TASK BRIEF: Each record below should appear again exactly as written.

»»

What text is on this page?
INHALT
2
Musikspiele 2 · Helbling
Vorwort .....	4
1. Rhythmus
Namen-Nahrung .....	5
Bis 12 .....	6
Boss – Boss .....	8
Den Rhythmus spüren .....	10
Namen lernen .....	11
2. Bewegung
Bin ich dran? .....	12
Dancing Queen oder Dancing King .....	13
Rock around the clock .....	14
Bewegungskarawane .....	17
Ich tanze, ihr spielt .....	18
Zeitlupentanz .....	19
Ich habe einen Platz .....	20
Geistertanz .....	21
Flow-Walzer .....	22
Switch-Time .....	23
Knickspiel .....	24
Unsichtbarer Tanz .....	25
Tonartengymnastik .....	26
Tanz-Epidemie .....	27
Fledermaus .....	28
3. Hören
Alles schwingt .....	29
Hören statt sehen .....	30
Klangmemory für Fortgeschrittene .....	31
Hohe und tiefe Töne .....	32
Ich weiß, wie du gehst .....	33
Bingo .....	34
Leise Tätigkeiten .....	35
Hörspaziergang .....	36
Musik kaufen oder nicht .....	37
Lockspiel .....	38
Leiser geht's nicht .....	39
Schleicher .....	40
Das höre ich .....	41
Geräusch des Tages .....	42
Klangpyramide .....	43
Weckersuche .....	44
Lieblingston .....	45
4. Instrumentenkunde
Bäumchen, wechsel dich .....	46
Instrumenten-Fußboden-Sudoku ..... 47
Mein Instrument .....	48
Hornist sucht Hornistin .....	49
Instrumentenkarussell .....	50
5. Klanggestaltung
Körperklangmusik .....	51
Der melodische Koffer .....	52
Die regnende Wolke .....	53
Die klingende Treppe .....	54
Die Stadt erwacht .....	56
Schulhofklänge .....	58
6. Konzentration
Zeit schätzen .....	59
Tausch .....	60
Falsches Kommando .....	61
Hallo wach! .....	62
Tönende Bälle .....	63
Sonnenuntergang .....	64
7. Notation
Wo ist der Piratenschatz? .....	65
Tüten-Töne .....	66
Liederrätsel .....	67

««

REPLY TO THE EXERCISE:
What text is on this page?
INHALT
2
Musikspiele 2 · Helbling
Vorwort .....	4
1. Rhythmus
Namen-Nahrung .....	5
Bis 12 .....	6
Boss – Boss .....	8
Den Rhythmus spüren .....	10
Namen lernen .....	11
2. Bewegung
Bin ich dran? .....	12
Dancing Queen oder Dancing King .....	13
Rock around the clock .....	14
Bewegungskarawane .....	17
Ich tanze, ihr spielt .....	18
Zeitlupentanz .....	19
Ich habe einen Platz .....	20
Geistertanz .....	21
Flow-Walzer .....	22
Switch-Time .....	23
Knickspiel .....	24
Unsichtbarer Tanz .....	25
Tonartengymnastik .....	26
Tanz-Epidemie .....	27
Fledermaus .....	28
3. Hören
Alles schwingt .....	29
Hören statt sehen .....	30
Klangmemory für Fortgeschrittene .....	31
Hohe und tiefe Töne .....	32
Ich weiß, wie du gehst .....	33
Bingo .....	34
Leise Tätigkeiten .....	35
Hörspaziergang .....	36
Musik kaufen oder nicht .....	37
Lockspiel .....	38
Leiser geht's nicht .....	39
Schleicher .....	40
Das höre ich .....	41
Geräusch des Tages .....	42
Klangpyramide .....	43
Weckersuche .....	44
Lieblingston .....	45
4. Instrumentenkunde
Bäumchen, wechsel dich .....	46
Instrumenten-Fußboden-Sudoku ..... 47
Mein Instrument .....	48
Hornist sucht Hornistin .....	49
Instrumentenkarussell .....	50
5. Klanggestaltung
Körperklangmusik .....	51
Der melodische Koffer .....	52
Die regnende Wolke .....	53
Die klingende Treppe .....	54
Die Stadt erwacht .....	56
Schulhofklänge .....	58
6. Konzentration
Zeit schätzen .....	59
Tausch .....	60
Falsches Kommando .....	61
Hallo wach! .....	62
Tönende Bälle .....	63
Sonnenuntergang .....	64
7. Notation
Wo ist der Piratenschatz? .....	65
Tüten-Töne .....	66
Liederrätsel .....	67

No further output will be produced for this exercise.